[Start EXERCISE MATERIALS]

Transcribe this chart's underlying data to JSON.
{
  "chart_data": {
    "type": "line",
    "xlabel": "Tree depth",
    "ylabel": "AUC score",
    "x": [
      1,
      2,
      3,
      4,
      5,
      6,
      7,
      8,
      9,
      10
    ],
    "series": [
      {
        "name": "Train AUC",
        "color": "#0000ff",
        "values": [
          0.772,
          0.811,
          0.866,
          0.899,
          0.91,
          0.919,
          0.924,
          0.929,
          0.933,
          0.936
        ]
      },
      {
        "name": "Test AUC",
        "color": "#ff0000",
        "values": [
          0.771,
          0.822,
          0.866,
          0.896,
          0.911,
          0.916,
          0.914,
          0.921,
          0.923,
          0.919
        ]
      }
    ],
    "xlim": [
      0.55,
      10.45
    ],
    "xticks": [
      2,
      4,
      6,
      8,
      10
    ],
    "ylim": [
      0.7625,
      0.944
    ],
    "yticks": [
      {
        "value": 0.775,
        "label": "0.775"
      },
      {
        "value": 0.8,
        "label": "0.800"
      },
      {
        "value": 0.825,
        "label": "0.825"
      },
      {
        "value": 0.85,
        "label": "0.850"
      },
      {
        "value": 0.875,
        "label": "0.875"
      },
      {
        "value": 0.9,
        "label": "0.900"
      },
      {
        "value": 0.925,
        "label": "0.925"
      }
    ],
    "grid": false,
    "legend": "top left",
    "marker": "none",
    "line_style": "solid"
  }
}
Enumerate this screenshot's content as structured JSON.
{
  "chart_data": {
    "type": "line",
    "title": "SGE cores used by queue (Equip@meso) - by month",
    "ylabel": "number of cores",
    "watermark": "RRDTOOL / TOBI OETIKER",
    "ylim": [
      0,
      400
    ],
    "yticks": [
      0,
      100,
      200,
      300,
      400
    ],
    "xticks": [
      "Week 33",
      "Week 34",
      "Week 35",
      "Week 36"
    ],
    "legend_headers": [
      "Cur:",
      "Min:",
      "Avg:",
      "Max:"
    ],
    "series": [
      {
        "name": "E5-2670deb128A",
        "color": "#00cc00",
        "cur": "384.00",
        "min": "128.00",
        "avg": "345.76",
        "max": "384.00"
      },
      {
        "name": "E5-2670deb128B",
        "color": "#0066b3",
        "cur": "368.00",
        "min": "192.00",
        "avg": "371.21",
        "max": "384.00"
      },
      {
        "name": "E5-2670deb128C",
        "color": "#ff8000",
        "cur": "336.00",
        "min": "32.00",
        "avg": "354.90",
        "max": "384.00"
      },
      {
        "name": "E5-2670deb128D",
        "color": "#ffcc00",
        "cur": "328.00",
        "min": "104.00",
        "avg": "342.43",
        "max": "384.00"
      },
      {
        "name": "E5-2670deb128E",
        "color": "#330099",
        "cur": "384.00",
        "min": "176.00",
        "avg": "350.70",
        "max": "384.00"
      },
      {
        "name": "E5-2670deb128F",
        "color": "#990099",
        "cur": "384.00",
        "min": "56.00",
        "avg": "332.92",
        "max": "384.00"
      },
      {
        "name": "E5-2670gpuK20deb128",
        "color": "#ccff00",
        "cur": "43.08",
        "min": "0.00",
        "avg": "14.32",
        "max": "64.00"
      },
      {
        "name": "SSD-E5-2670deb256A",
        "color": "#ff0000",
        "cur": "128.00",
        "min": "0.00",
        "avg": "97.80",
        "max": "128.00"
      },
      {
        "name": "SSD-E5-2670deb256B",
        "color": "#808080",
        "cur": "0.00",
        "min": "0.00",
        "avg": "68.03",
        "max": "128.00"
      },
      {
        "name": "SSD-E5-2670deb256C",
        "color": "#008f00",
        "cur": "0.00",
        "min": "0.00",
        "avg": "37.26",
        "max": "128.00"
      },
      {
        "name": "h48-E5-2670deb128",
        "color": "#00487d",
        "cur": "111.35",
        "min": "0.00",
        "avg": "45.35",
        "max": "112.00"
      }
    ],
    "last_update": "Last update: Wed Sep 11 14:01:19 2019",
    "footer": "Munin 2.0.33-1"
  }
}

[End EXERCISE MATERIALS]

[GIVEN TASK] Extract every entry in the listing word for word.

[OUTPUT FOR THIS TASK]
Transcribe this chart's underlying data to JSON.
{
  "chart_data": {
    "type": "line",
    "xlabel": "Tree depth",
    "ylabel": "AUC score",
    "x": [
      1,
      2,
      3,
      4,
      5,
      6,
      7,
      8,
      9,
      10
    ],
    "series": [
      {
        "name": "Train AUC",
        "color": "#0000ff",
        "values": [
          0.772,
          0.811,
          0.866,
          0.899,
          0.91,
          0.919,
          0.924,
          0.929,
          0.933,
          0.936
        ]
      },
      {
        "name": "Test AUC",
        "color": "#ff0000",
        "values": [
          0.771,
          0.822,
          0.866,
          0.896,
          0.911,
          0.916,
          0.914,
          0.921,
          0.923,
          0.919
        ]
      }
    ],
    "xlim": [
      0.55,
      10.45
    ],
    "xticks": [
      2,
      4,
      6,
      8,
      10
    ],
    "ylim": [
      0.7625,
      0.944
    ],
    "yticks": [
      {
        "value": 0.775,
        "label": "0.775"
      },
      {
        "value": 0.8,
        "label": "0.800"
      },
      {
        "value": 0.825,
        "label": "0.825"
      },
      {
        "value": 0.85,
        "label": "0.850"
      },
      {
        "value": 0.875,
        "label": "0.875"
      },
      {
        "value": 0.9,
        "label": "0.900"
      },
      {
        "value": 0.925,
        "label": "0.925"
      }
    ],
    "grid": false,
    "legend": "top left",
    "marker": "none",
    "line_style": "solid"
  }
}
Enumerate this screenshot's content as structured JSON.
{
  "chart_data": {
    "type": "line",
    "title": "SGE cores used by queue (Equip@meso) - by month",
    "ylabel": "number of cores",
    "watermark": "RRDTOOL / TOBI OETIKER",
    "ylim": [
      0,
      400
    ],
    "yticks": [
      0,
      100,
      200,
      300,
      400
    ],
    "xticks": [
      "Week 33",
      "Week 34",
      "Week 35",
      "Week 36"
    ],
    "legend_headers": [
      "Cur:",
      "Min:",
      "Avg:",
      "Max:"
    ],
    "series": [
      {
        "name": "E5-2670deb128A",
        "color": "#00cc00",
        "cur": "384.00",
        "min": "128.00",
        "avg": "345.76",
        "max": "384.00"
      },
      {
        "name": "E5-2670deb128B",
        "color": "#0066b3",
        "cur": "368.00",
        "min": "192.00",
        "avg": "371.21",
        "max": "384.00"
      },
      {
        "name": "E5-2670deb128C",
        "color": "#ff8000",
        "cur": "336.00",
        "min": "32.00",
        "avg": "354.90",
        "max": "384.00"
      },
      {
        "name": "E5-2670deb128D",
        "color": "#ffcc00",
        "cur": "328.00",
        "min": "104.00",
        "avg": "342.43",
        "max": "384.00"
      },
      {
        "name": "E5-2670deb128E",
        "color": "#330099",
        "cur": "384.00",
        "min": "176.00",
        "avg": "350.70",
        "max": "384.00"
      },
      {
        "name": "E5-2670deb128F",
        "color": "#990099",
        "cur": "384.00",
        "min": "56.00",
        "avg": "332.92",
        "max": "384.00"
      },
      {
        "name": "E5-2670gpuK20deb128",
        "color": "#ccff00",
        "cur": "43.08",
        "min": "0.00",
        "avg": "14.32",
        "max": "64.00"
      },
      {
        "name": "SSD-E5-2670deb256A",
        "color": "#ff0000",
        "cur": "128.00",
        "min": "0.00",
        "avg": "97.80",
        "max": "128.00"
      },
      {
        "name": "SSD-E5-2670deb256B",
        "color": "#808080",
        "cur": "0.00",
        "min": "0.00",
        "avg": "68.03",
        "max": "128.00"
      },
      {
        "name": "SSD-E5-2670deb256C",
        "color": "#008f00",
        "cur": "0.00",
        "min": "0.00",
        "avg": "37.26",
        "max": "128.00"
      },
      {
        "name": "h48-E5-2670deb128",
        "color": "#00487d",
        "cur": "111.35",
        "min": "0.00",
        "avg": "45.35",
        "max": "112.00"
      }
    ],
    "last_update": "Last update: Wed Sep 11 14:01:19 2019",
    "footer": "Munin 2.0.33-1"
  }
}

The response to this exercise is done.